** RECORDS FOR THIS TASK **
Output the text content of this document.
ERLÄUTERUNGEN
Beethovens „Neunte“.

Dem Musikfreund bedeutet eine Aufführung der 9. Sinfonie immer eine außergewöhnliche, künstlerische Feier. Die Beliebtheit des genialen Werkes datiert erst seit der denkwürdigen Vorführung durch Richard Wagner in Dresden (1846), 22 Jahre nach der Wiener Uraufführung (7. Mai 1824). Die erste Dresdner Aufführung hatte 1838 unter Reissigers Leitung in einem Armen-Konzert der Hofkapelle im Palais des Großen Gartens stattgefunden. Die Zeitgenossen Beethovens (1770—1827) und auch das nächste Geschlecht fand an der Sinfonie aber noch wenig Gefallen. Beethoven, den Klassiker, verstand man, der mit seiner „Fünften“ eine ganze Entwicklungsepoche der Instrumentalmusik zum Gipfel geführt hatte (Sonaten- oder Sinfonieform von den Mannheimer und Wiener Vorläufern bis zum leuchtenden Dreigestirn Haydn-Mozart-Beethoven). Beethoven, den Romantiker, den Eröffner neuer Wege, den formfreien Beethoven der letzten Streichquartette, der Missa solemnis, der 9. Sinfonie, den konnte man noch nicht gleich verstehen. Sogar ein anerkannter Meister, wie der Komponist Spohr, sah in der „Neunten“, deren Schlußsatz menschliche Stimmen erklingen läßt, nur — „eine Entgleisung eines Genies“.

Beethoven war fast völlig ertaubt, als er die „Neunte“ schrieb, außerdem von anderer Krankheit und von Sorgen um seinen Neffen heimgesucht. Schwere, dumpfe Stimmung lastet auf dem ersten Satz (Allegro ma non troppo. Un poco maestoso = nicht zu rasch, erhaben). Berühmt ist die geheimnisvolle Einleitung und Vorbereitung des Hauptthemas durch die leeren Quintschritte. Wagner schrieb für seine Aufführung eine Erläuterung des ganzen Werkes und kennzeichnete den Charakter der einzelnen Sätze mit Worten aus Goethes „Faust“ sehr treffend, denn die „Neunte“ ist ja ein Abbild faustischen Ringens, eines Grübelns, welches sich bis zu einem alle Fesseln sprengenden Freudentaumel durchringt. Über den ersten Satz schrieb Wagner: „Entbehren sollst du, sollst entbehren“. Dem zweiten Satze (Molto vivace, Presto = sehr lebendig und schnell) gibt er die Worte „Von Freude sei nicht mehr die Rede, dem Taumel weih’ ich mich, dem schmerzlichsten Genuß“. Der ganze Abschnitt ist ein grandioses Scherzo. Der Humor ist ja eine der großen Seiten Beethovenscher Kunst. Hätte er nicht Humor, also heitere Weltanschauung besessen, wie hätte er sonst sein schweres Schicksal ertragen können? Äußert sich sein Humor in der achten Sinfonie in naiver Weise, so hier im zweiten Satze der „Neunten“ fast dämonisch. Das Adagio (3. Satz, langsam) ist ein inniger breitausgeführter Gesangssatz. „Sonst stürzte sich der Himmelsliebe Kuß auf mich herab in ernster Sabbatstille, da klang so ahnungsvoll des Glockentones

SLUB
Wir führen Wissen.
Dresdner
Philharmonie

** EXERCISE INSTRUCTIONS **
Repeat every line of the records above exactly.

** RESPONSE TO THE TASK **
Output the text content of this document.
ERLÄUTERUNGEN
Beethovens „Neunte“.

Dem Musikfreund bedeutet eine Aufführung der 9. Sinfonie immer eine außergewöhnliche, künstlerische Feier. Die Beliebtheit des genialen Werkes datiert erst seit der denkwürdigen Vorführung durch Richard Wagner in Dresden (1846), 22 Jahre nach der Wiener Uraufführung (7. Mai 1824). Die erste Dresdner Aufführung hatte 1838 unter Reissigers Leitung in einem Armen-Konzert der Hofkapelle im Palais des Großen Gartens stattgefunden. Die Zeitgenossen Beethovens (1770—1827) und auch das nächste Geschlecht fand an der Sinfonie aber noch wenig Gefallen. Beethoven, den Klassiker, verstand man, der mit seiner „Fünften“ eine ganze Entwicklungsepoche der Instrumentalmusik zum Gipfel geführt hatte (Sonaten- oder Sinfonieform von den Mannheimer und Wiener Vorläufern bis zum leuchtenden Dreigestirn Haydn-Mozart-Beethoven). Beethoven, den Romantiker, den Eröffner neuer Wege, den formfreien Beethoven der letzten Streichquartette, der Missa solemnis, der 9. Sinfonie, den konnte man noch nicht gleich verstehen. Sogar ein anerkannter Meister, wie der Komponist Spohr, sah in der „Neunten“, deren Schlußsatz menschliche Stimmen erklingen läßt, nur — „eine Entgleisung eines Genies“.

Beethoven war fast völlig ertaubt, als er die „Neunte“ schrieb, außerdem von anderer Krankheit und von Sorgen um seinen Neffen heimgesucht. Schwere, dumpfe Stimmung lastet auf dem ersten Satz (Allegro ma non troppo. Un poco maestoso = nicht zu rasch, erhaben). Berühmt ist die geheimnisvolle Einleitung und Vorbereitung des Hauptthemas durch die leeren Quintschritte. Wagner schrieb für seine Aufführung eine Erläuterung des ganzen Werkes und kennzeichnete den Charakter der einzelnen Sätze mit Worten aus Goethes „Faust“ sehr treffend, denn die „Neunte“ ist ja ein Abbild faustischen Ringens, eines Grübelns, welches sich bis zu einem alle Fesseln sprengenden Freudentaumel durchringt. Über den ersten Satz schrieb Wagner: „Entbehren sollst du, sollst entbehren“. Dem zweiten Satze (Molto vivace, Presto = sehr lebendig und schnell) gibt er die Worte „Von Freude sei nicht mehr die Rede, dem Taumel weih’ ich mich, dem schmerzlichsten Genuß“. Der ganze Abschnitt ist ein grandioses Scherzo. Der Humor ist ja eine der großen Seiten Beethovenscher Kunst. Hätte er nicht Humor, also heitere Weltanschauung besessen, wie hätte er sonst sein schweres Schicksal ertragen können? Äußert sich sein Humor in der achten Sinfonie in naiver Weise, so hier im zweiten Satze der „Neunten“ fast dämonisch. Das Adagio (3. Satz, langsam) ist ein inniger breitausgeführter Gesangssatz. „Sonst stürzte sich der Himmelsliebe Kuß auf mich herab in ernster Sabbatstille, da klang so ahnungsvoll des Glockentones

SLUB
Wir führen Wissen.
Dresdner
Philharmonie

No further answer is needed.